Exercises:
1. Decide whether each statement agrees with the passage on the M23 rebellion, answering yes or no and quoting the words of the passage that settle it: (a) M23 was represented at the signing of the 24 February 2013 agreement; (b) Bosco Ntaganda surrendered at the U.S. embassy in Kigali; (c) the intervention brigade numbers 3,069 peacekeepers.
2. Write the next part of the passage on the M23 rebellion, picking up after its final sentence.

Passage to read:
** start **
The FARDC, had previously withdrawn after raping almost 126 women, some of them less than 10 years old, according to the United Nations and looting the money and possessions of the local population, came from Minova in a counteroffensive launched against M23 positions in the Masisi, North Kivu region on 27 November. M23 set up a road block on the road from Goma to Sake and reportedly extorted funds from drivers.

Following a peace deal negotiated in Uganda, the M23 said it would withdraw from Goma by 1 December. On 30 November, M23 troops began to withdraw from Sake and Masisi. A first contingent of 200 police officers also arrived in Goma on 30 November, in anticipation of M23's withdrawal. M23 operatives allegedly kept a presence there, dressed in civilian police uniforms. On the eve of the withdrawal, FARDC forces accused M23 rebels of going door to door in some of Goma's suburbs on the eve of their withdrawal, looting personal possessions, money and vehicles. The political wing of the movement denied this accusation, and said that criminal elements who had escaped from Munzenze prison were responsible for the looting.

On 3 December 2012, FARDC and Congolese government officials re-enter Goma, two days after M23 left the city.

On 24 February 2013, leaders of eleven African nations signed an agreement designed to bring peace to the eastern region of the Democratic Republic of Congo, among them Rwanda and Uganda. Both had been accused of aiding the M23 rebellion, a charge they denied. M23 was not represented either in the negotiations, or at the signing.

On 18 March 2013, Bosco Ntaganda handed himself in to the U.S. embassy in Kigali, Rwanda, where he requested transfer to the International Criminal Court in The Hague, Netherlands. Though the reasons for his surrender are unknown it was speculated that he was either pressured to do so by Rwanda or feared infighting within the M23 movement and its military leader Sulani Makenga, which had recently forced Ntaganda's forces to flee the DRC into Rwanda. Though Rwanda was not a signatory to the Rome Statute, the media speculated it would be forced to turn him over to the ICC. The U.S. also had listed him on its Rewards for Justice Program. On 22 March, he was detained by the ICC and appeared for the first time in front of the ICC on 26 March, to which he denied charges of rape, murder, and other offenses.

End of the first rebellion

In March 2013, the United Nations Security Council authorized the deployment of an intervention brigade within MONUSCO to carry out targeted offensive operations, with or without the Congolese national army, against armed groups that threaten peace in eastern DRC. The brigade is based in North Kivu and is made up of a total of 3,069 peacekeepers. It is tasked with neutralizing armed groups, reducing the threat posed to State authority and civilian security and make space for stabilization activities. The FIB alongside the Government Forces (FARDC) engaged the M23 in July 2013, August 2013 and September to October 2013.
** end **
Extracted information:
** start **
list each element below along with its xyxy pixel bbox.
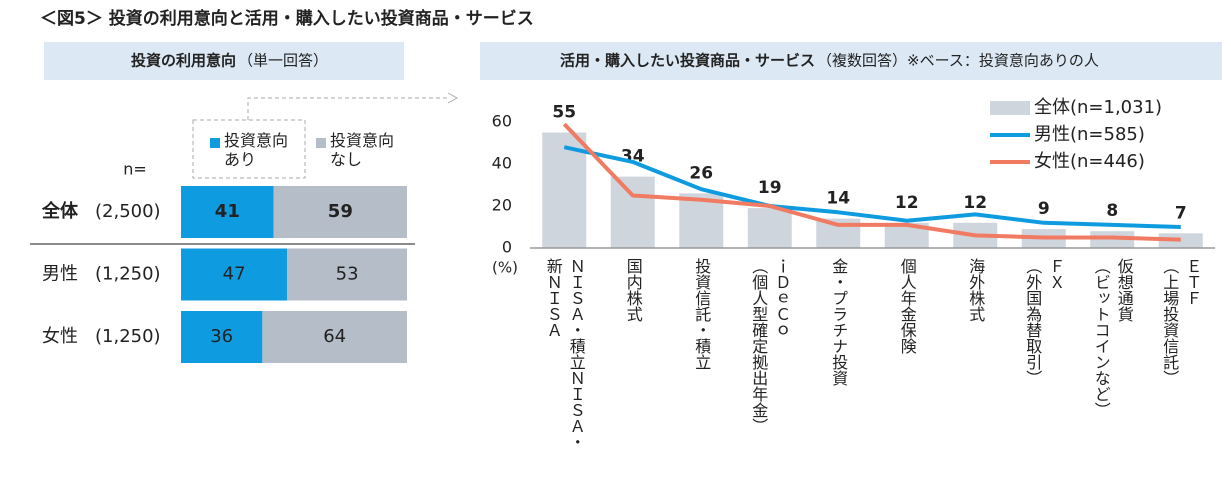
x-tick-label: （上場投資信託）: [1160, 258, 1180, 386]
value-label: 41: [215, 201, 240, 222]
legend-label: 女性(n=446): [1034, 151, 1145, 172]
page-title: ＜図5＞ 投資の利用意向と活用・購入したい投資商品・サービス: [40, 8, 534, 29]
value-label: 9: [1038, 199, 1050, 219]
value-label: 55: [552, 103, 576, 123]
x-tick-label: 国内株式: [623, 258, 643, 322]
value-label: 12: [895, 193, 919, 213]
legend-swatch: [316, 138, 326, 148]
x-tick-label: ｉＤｅＣｏ: [772, 258, 792, 338]
bar: [610, 176, 655, 248]
panel-title: 活用・購入したい投資商品・サービス: [560, 52, 815, 70]
line: [562, 122, 1181, 242]
value-label: 64: [323, 326, 346, 347]
right-header-box: [480, 42, 1222, 80]
x-tick-label: 新ＮＩＳＡ: [543, 258, 563, 338]
row-label: 女性: [42, 326, 78, 347]
legend-label: 全体(n=1,031): [1034, 97, 1162, 118]
x-tick-label: 個人年金保険: [897, 258, 917, 354]
value-label: 36: [210, 326, 233, 347]
x-tick-label: 仮想通貨: [1114, 258, 1134, 322]
legend-swatch: [990, 101, 1030, 115]
y-tick-label: 40: [492, 154, 512, 173]
y-tick-label: 60: [492, 112, 512, 131]
bar-segment: [273, 186, 407, 238]
bar-segment: [287, 248, 407, 301]
x-tick-label: （外国為替取引）: [1023, 258, 1043, 386]
bar-segment: [262, 311, 407, 363]
value-label: 14: [826, 189, 850, 209]
legend-label: 男性(n=585): [1034, 124, 1145, 145]
value-label: 7: [1175, 203, 1187, 223]
x-tick-label: 金・プラチナ投資: [829, 258, 849, 386]
legend-swatch: [210, 138, 220, 148]
y-tick-label: 0: [502, 238, 512, 257]
value-label: 19: [758, 178, 782, 198]
bar: [1090, 231, 1135, 248]
legend-label: 投資意向なし: [330, 131, 395, 169]
value-label: 59: [328, 201, 353, 222]
row-n: (1,250): [95, 264, 161, 285]
x-tick-label: ＥＴＦ: [1183, 258, 1203, 306]
x-tick-label: ＦＸ: [1046, 258, 1066, 290]
bar: [1158, 233, 1203, 248]
row-label: 男性: [42, 264, 78, 285]
y-unit: (%): [492, 259, 518, 277]
x-tick-label: ＮＩＳＡ・積立ＮＩＳＡ・: [566, 258, 586, 450]
bar: [747, 208, 792, 248]
row-n: (2,500): [95, 201, 161, 222]
panel-title: 投資の利用意向: [131, 52, 236, 70]
x-tick-label: 投資信託・積立: [692, 258, 712, 370]
value-label: 47: [223, 264, 246, 285]
value-label: 26: [689, 163, 713, 183]
n-label: n=: [123, 160, 147, 179]
panel-subtitle: （単一回答）: [238, 52, 328, 70]
bar-segment: [181, 248, 288, 301]
x-tick-label: （ビットコインなど）: [1091, 258, 1111, 418]
bar-segment: [181, 186, 274, 238]
x-tick-label: （個人型確定拠出年金）: [749, 258, 769, 434]
bar-segment: [181, 311, 263, 363]
connector: [247, 97, 450, 120]
y-tick-label: 20: [492, 196, 512, 215]
line: [563, 145, 1181, 229]
row-label: 全体: [41, 200, 79, 222]
left-header-box: [44, 42, 404, 80]
legend-label: 投資意向あり: [224, 131, 289, 169]
value-label: 12: [963, 193, 987, 213]
value-label: 8: [1106, 201, 1118, 221]
legend-box: [192, 119, 306, 179]
x-tick-label: 海外株式: [966, 258, 986, 322]
panel-subtitle: （複数回答）※ベース：投資意向ありの人: [817, 52, 1099, 70]
connector-arrow: [447, 92, 459, 104]
value-label: 53: [336, 264, 359, 285]
row-n: (1,250): [95, 326, 161, 347]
** end **
Answers below:
1.
(a) No: "M23 was not represented either in the negotiations, or at the signing."
(b) Yes: "On 18 March 2013, Bosco Ntaganda handed himself in to the U.S. embassy in Kigali, Rwanda"
(c) Yes: "is made up of a total of 3,069 peacekeepers"

2.
On 6 November 2013 government forces launched an assault on M23 rebel position in the east of the country. This occurred one day after insurgents called for a ceasefire. The following day M23 issued a document that said they had "decided from this day to end its rebellion" and instead to pursue its goals "through purely political means". On 7 November, Sultani Makenga, the leader of M23, surrendered with about 1,500 M23 fighters in Mgahinga National Park, Uganda. They were eventually moved to refugee camps in Uganda.

After peace declarations were signed between the DRC Government and M23 rebels on 12 December 2013, issues of legal accountability for the rebellion remain because of international pressure.

Resurgence

In 2017, M23 commander Sultani Makenga and about 100 to 200 of his followers fled from Uganda to resume their insurgency, setting up camp at Mount Mikeno in the border area between Rwanda, Uganda, and the DR Congo. The operations of this splinter group remained marginal, and were not supported by the rest of M23. In March 2022, Makenga's group launched an offensive from their remote bases; these first attacks achieved little. After failed peace talks in April 2022, however, the M23 faction of Bisimwa joined the offensive. In May 2022, M23 fighters launched their most sustained attack since the start of their new offensive, overrunning a Congolese army base at Rumangabo. On 13 June, the rebels captured the important border town of Bunagana.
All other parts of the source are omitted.